■ Given instruction ■
Find every line in the records that holds the string "content". Copy each one.
[start]
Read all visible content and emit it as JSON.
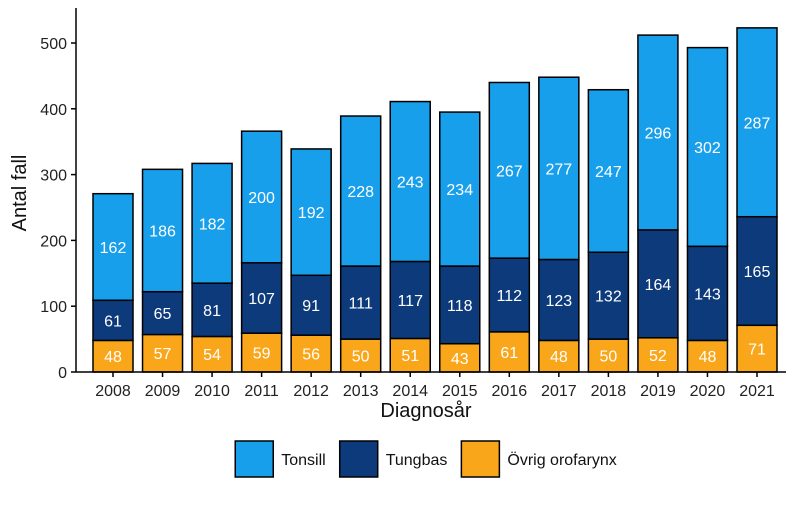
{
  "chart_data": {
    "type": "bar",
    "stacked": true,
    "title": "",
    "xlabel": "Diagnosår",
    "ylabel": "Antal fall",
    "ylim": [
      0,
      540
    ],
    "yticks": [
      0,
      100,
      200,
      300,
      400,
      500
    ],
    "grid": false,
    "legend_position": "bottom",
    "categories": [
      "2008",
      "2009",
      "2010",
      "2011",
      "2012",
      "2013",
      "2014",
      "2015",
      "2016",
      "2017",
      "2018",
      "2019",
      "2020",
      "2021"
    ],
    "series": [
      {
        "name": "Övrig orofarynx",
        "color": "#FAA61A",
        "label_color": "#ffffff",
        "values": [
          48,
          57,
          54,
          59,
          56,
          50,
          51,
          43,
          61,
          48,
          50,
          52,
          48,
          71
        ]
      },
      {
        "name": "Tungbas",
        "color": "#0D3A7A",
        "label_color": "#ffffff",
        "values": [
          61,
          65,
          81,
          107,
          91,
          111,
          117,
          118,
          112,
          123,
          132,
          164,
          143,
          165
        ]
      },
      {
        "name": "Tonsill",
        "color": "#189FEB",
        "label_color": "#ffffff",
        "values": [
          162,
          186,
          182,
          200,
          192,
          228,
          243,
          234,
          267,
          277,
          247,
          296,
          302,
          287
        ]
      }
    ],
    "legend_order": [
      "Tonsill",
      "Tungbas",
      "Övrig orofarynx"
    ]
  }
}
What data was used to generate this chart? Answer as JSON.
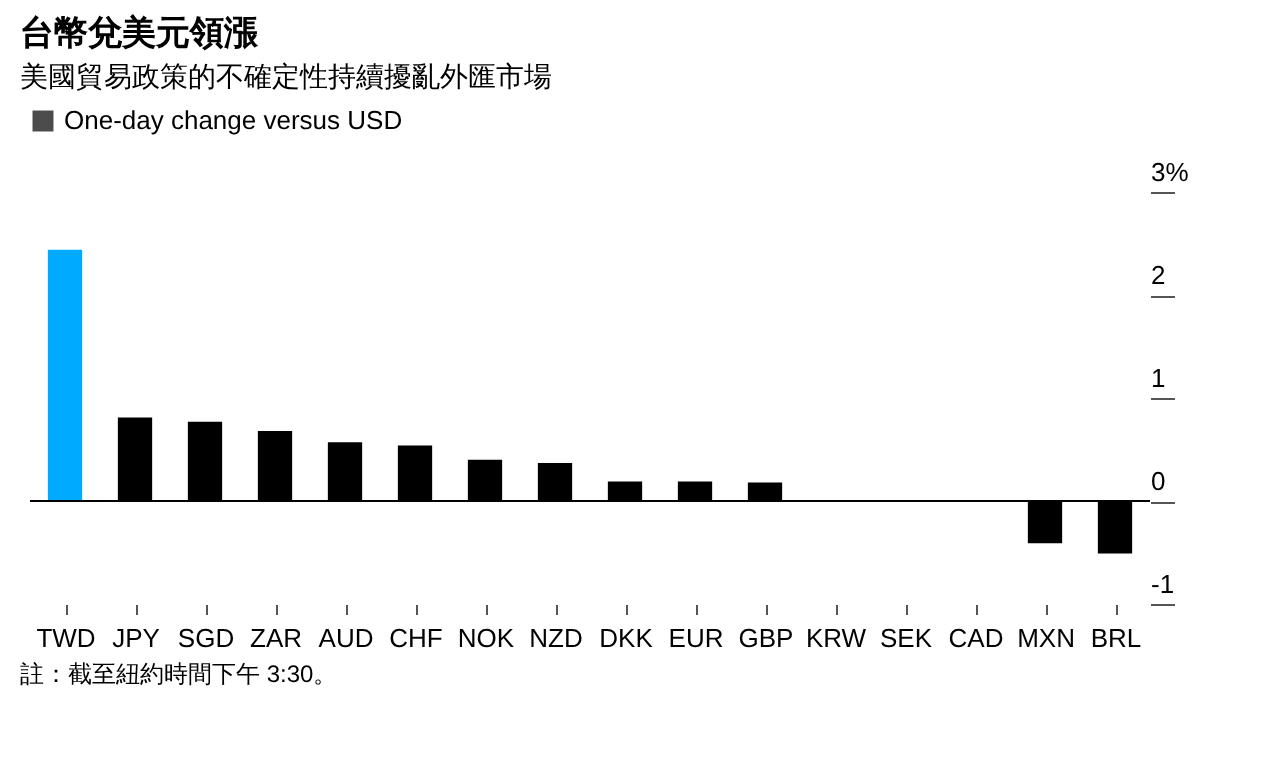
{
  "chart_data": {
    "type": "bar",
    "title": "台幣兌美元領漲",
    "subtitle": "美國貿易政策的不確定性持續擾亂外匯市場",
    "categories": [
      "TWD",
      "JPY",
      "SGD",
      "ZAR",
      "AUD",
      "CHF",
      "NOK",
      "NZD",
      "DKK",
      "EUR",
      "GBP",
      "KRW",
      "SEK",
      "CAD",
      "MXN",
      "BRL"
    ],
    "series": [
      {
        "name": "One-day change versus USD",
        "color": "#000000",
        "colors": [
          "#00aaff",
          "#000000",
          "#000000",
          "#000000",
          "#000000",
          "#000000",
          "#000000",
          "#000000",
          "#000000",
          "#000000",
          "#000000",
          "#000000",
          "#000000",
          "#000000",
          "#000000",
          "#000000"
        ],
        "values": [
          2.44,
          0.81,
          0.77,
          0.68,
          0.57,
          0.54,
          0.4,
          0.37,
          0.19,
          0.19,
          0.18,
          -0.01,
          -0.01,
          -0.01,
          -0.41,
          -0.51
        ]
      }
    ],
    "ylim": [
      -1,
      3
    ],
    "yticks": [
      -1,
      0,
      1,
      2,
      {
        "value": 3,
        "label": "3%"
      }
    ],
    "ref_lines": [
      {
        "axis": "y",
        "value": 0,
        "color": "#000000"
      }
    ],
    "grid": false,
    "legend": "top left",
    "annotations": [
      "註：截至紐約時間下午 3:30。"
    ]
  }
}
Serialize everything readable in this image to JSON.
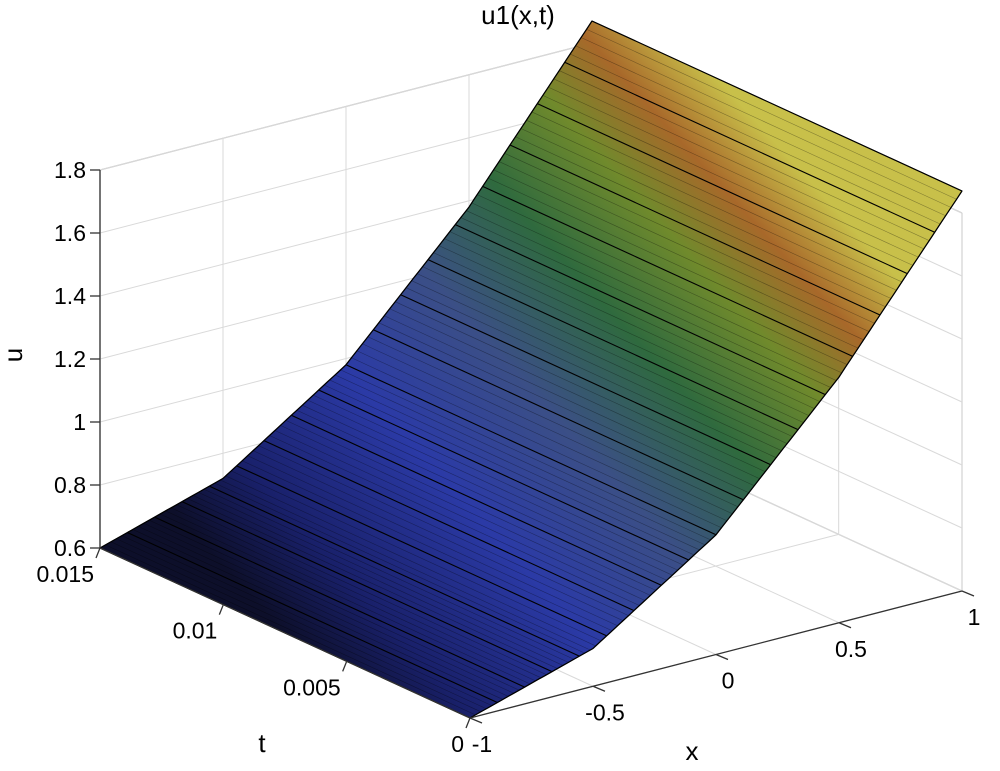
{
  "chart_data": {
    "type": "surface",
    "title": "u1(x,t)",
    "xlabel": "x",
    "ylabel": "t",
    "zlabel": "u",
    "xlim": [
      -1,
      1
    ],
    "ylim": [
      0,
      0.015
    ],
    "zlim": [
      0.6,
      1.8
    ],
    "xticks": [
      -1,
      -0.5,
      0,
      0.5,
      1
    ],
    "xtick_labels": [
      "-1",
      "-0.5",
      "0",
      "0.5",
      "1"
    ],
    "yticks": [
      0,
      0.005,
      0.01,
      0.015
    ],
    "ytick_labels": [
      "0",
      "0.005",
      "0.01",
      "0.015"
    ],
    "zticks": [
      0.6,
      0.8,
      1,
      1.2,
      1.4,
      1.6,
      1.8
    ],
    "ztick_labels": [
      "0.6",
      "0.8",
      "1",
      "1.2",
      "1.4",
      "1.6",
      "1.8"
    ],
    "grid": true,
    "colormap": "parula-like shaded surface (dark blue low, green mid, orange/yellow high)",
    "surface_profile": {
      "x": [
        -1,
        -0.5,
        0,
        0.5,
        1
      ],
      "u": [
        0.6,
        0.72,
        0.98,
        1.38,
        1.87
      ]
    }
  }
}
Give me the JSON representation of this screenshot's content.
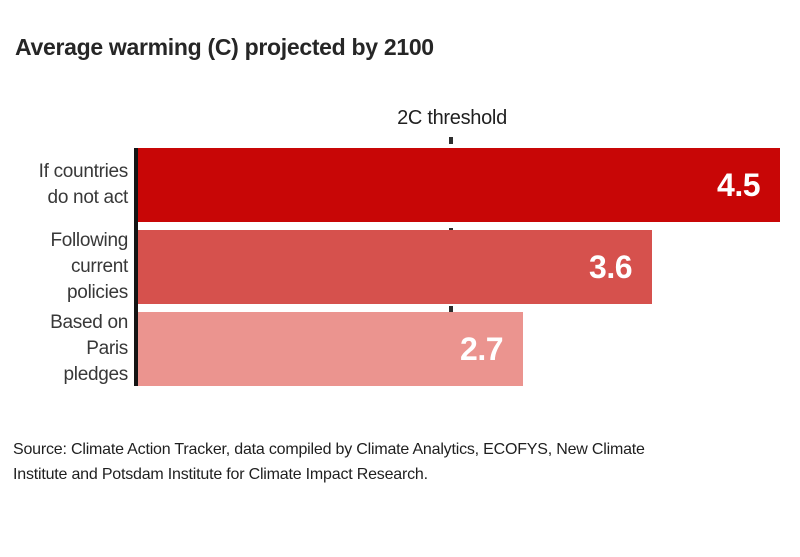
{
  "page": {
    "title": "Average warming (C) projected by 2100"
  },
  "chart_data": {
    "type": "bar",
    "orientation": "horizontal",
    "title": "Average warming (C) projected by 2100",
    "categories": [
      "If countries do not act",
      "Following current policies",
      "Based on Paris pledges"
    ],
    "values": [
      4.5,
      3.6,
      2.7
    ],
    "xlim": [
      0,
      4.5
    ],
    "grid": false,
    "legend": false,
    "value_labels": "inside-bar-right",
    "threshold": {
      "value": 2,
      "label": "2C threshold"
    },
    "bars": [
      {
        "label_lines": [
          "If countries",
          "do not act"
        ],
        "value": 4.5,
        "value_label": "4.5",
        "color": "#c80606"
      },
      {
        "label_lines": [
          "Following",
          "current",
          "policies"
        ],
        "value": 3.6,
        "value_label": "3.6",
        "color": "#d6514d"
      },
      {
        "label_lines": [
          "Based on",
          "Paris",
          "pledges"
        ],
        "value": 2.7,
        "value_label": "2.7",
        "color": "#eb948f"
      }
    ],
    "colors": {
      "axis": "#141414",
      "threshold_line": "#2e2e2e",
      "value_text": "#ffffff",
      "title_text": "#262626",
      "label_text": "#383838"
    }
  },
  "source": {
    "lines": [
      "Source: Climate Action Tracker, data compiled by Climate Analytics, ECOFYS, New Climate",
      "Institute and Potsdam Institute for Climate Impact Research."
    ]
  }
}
[end]
■ Task solution ■
Read all visible content and emit it as JSON.
Give me the JSON representation of this screenshot's content.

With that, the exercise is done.